* **TASK STATEMENT**
Work out how many lines of the listing hold the string "College", then answer with that number and nothing else.

* **DATA RECORDS**
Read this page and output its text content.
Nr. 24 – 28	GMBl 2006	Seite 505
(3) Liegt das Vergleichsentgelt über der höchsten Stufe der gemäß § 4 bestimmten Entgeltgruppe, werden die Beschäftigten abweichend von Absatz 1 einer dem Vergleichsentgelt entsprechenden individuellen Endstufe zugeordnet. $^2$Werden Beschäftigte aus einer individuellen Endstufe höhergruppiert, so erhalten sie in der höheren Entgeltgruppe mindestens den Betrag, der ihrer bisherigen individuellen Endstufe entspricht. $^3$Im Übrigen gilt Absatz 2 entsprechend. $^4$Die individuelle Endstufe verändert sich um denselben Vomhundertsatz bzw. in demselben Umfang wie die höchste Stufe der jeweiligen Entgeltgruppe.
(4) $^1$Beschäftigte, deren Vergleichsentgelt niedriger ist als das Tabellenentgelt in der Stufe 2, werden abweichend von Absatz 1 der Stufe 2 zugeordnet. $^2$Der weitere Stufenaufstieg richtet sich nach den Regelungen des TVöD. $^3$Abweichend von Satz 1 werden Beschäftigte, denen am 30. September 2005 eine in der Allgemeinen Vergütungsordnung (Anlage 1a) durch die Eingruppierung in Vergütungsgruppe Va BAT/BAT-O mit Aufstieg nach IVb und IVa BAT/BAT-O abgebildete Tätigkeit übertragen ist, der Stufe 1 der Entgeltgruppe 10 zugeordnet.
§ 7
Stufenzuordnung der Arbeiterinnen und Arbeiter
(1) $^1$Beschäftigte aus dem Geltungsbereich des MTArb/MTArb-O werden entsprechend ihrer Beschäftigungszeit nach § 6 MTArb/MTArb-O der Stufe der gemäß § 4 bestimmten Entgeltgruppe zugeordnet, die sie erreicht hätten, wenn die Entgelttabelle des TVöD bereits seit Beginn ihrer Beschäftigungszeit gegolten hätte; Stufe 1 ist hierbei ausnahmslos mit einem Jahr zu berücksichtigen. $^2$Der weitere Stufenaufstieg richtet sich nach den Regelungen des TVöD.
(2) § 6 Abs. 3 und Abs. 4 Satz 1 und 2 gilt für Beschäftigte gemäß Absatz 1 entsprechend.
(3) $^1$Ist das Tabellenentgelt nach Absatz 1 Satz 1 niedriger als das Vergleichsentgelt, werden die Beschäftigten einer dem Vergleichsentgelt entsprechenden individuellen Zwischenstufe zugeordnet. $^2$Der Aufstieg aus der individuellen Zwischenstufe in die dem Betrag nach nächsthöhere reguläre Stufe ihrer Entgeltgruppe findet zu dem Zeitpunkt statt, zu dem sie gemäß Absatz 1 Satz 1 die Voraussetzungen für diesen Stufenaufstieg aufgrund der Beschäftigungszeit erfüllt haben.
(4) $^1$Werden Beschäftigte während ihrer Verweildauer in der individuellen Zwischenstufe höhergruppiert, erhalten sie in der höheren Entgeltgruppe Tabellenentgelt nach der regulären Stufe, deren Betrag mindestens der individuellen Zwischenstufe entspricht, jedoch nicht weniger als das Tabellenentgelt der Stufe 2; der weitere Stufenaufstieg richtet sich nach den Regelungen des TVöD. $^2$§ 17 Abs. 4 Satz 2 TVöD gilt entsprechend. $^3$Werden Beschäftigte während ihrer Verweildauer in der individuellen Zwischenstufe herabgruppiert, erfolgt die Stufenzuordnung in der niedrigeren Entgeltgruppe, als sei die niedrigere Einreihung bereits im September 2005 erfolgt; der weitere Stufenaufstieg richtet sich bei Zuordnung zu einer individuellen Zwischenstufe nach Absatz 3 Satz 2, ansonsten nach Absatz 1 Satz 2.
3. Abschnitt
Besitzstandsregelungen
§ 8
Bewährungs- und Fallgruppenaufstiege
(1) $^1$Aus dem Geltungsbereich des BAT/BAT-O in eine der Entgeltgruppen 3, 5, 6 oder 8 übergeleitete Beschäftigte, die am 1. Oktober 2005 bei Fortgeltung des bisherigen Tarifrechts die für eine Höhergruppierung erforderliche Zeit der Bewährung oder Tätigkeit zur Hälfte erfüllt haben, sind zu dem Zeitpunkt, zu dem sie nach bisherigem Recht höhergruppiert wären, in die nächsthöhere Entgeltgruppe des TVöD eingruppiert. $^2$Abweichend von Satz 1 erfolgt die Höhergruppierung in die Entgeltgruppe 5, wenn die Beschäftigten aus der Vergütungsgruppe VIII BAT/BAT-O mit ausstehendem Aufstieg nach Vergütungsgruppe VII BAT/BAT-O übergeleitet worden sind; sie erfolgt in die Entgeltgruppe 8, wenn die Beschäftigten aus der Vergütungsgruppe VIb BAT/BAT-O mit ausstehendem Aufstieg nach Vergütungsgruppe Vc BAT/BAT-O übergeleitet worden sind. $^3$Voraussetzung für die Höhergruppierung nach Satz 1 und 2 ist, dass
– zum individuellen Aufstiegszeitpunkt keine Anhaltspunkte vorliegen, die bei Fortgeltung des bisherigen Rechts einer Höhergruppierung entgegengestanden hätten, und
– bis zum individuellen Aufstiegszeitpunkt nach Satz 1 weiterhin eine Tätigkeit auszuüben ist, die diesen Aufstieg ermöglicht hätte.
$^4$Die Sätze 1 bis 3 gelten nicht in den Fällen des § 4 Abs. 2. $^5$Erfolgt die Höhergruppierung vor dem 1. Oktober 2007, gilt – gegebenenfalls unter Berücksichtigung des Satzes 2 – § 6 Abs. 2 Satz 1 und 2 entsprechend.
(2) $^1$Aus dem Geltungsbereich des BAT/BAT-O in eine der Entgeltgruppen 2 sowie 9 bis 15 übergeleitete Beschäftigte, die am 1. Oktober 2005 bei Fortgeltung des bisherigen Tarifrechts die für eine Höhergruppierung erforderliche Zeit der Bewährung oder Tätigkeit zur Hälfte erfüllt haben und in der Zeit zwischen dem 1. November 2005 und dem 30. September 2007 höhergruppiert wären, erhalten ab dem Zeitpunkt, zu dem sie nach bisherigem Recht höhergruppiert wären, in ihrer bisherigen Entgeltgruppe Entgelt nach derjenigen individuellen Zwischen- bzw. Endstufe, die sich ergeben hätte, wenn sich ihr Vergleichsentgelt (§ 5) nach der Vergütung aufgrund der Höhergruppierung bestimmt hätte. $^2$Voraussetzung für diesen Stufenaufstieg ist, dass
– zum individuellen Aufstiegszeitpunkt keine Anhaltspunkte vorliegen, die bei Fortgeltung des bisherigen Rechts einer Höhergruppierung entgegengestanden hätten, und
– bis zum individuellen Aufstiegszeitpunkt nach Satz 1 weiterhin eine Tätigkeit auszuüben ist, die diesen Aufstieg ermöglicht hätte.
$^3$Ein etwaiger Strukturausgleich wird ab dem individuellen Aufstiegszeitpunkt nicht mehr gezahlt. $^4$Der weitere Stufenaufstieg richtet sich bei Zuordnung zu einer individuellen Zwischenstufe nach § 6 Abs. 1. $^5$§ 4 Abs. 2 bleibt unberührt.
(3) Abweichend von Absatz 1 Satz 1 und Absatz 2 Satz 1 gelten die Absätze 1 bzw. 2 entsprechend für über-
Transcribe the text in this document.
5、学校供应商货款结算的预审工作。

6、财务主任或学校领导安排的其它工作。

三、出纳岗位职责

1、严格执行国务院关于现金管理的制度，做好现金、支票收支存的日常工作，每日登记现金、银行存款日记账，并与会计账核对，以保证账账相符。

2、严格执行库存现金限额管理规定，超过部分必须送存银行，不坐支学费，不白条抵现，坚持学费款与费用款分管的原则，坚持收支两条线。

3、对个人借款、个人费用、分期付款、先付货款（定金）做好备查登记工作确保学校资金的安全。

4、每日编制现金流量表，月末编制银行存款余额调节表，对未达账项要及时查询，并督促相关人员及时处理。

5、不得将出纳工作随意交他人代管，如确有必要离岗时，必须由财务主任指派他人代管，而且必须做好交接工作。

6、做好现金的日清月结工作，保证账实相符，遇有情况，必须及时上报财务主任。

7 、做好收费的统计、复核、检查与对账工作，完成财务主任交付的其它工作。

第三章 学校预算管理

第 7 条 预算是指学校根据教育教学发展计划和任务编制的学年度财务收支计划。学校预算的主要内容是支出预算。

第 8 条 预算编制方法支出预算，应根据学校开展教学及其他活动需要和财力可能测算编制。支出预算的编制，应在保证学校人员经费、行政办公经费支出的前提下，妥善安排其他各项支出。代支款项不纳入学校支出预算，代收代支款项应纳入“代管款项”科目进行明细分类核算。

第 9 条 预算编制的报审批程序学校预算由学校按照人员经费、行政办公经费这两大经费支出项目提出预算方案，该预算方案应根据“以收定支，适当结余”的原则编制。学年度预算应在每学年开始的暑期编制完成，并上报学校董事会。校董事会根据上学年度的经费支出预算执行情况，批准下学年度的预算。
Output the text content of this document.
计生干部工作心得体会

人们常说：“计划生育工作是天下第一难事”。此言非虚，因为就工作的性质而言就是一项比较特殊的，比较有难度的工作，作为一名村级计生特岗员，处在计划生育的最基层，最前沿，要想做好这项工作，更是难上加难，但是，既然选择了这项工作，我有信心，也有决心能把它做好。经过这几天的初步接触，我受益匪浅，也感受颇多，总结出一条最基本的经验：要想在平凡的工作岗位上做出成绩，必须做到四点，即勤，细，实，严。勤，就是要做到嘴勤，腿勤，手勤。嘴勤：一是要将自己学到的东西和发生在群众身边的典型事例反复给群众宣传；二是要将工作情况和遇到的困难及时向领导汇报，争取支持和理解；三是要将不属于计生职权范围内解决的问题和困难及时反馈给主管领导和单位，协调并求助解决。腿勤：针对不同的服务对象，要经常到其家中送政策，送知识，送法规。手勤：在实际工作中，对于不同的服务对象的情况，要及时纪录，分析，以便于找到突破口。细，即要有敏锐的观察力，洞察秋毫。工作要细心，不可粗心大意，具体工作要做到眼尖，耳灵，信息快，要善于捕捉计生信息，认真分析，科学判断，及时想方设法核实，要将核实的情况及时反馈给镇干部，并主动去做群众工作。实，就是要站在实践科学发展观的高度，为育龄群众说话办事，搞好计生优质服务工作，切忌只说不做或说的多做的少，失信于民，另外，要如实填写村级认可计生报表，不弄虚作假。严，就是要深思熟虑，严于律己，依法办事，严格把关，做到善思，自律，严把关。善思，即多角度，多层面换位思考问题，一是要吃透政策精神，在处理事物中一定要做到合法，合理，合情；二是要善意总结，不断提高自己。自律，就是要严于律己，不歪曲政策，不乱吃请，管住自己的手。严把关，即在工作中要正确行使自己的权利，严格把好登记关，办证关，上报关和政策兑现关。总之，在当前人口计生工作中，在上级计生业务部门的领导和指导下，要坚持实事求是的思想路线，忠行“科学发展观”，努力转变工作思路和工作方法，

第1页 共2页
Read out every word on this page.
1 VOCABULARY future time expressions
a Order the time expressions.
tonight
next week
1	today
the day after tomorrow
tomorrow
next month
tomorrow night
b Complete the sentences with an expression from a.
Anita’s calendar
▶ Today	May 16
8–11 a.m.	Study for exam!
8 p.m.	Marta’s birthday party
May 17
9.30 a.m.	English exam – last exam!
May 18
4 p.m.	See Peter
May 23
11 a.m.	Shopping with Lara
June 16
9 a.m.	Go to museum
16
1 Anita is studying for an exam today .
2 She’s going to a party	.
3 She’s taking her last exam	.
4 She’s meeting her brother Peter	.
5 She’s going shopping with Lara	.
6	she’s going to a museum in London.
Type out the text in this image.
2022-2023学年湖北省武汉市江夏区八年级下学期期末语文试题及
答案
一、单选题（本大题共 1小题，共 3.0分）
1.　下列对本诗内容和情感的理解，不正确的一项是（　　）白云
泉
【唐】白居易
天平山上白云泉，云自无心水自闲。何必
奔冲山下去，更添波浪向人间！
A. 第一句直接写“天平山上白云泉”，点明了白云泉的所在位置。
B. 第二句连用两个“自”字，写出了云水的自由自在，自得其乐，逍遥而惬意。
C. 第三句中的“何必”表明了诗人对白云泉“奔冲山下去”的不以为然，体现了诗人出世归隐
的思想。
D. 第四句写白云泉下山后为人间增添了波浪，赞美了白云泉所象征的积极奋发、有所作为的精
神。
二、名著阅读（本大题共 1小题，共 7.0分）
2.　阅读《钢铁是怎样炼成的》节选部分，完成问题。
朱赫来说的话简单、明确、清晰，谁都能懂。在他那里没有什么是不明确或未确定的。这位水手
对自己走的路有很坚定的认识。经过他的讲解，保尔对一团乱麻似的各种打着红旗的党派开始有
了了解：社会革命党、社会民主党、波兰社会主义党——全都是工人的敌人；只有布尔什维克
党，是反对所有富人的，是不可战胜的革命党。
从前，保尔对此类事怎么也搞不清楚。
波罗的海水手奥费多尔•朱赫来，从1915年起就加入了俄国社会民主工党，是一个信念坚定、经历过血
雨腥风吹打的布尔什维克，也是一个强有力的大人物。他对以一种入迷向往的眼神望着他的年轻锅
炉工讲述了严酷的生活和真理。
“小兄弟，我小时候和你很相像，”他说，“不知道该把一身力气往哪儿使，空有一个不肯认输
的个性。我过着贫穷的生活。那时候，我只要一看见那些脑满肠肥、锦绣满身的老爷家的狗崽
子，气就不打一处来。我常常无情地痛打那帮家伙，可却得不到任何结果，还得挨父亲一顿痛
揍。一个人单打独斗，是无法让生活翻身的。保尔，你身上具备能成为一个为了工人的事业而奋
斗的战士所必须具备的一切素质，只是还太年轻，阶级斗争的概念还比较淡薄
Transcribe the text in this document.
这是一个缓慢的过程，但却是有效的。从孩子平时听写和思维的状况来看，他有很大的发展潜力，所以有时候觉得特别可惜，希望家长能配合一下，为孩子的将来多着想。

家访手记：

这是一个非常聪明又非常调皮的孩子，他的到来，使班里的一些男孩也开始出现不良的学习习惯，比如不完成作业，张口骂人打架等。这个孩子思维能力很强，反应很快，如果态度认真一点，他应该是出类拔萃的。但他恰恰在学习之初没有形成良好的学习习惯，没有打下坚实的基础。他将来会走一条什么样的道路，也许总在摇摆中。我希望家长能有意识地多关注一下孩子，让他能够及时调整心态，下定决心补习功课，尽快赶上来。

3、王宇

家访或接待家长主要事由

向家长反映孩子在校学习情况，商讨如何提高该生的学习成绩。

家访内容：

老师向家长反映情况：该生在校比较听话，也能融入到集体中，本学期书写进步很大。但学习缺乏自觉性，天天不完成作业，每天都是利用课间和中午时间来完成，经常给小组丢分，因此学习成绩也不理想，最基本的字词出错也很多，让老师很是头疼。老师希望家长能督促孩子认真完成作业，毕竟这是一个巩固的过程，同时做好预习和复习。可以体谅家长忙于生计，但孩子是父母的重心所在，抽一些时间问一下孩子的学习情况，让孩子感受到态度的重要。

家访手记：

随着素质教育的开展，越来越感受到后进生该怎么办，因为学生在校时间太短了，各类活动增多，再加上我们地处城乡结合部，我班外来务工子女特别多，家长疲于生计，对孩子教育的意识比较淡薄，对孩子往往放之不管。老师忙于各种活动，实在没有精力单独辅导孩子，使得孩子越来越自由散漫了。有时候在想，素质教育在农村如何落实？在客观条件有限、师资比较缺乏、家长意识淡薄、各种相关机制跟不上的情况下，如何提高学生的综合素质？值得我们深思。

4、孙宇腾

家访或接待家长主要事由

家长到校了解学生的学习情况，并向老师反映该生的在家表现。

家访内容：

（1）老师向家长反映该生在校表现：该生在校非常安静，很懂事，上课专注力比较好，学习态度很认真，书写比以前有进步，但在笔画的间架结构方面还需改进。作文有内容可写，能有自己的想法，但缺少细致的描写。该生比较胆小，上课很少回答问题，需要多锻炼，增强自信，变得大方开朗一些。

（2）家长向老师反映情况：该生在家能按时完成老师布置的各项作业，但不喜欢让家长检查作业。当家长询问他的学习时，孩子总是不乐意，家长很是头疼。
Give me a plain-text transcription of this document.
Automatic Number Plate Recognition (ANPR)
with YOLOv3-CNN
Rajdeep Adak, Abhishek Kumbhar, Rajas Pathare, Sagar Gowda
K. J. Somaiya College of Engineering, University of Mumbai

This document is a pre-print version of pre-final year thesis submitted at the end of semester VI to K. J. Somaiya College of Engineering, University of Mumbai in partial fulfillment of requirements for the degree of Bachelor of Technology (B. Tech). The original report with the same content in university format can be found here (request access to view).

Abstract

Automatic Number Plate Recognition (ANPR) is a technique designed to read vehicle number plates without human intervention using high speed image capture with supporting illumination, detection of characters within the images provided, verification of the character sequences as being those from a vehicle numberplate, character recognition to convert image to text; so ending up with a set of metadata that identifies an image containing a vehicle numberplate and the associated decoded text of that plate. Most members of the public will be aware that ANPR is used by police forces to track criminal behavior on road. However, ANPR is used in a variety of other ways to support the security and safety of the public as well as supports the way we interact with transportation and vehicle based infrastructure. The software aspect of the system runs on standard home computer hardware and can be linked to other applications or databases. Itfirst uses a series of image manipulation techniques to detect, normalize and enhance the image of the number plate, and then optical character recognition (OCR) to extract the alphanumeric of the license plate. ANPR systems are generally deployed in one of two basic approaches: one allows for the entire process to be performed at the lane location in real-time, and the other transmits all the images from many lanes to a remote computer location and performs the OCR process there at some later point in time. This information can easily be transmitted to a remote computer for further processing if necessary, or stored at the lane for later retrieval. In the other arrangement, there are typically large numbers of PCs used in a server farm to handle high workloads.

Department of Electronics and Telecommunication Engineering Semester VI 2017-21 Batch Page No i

* **FULL SOLUTION**
2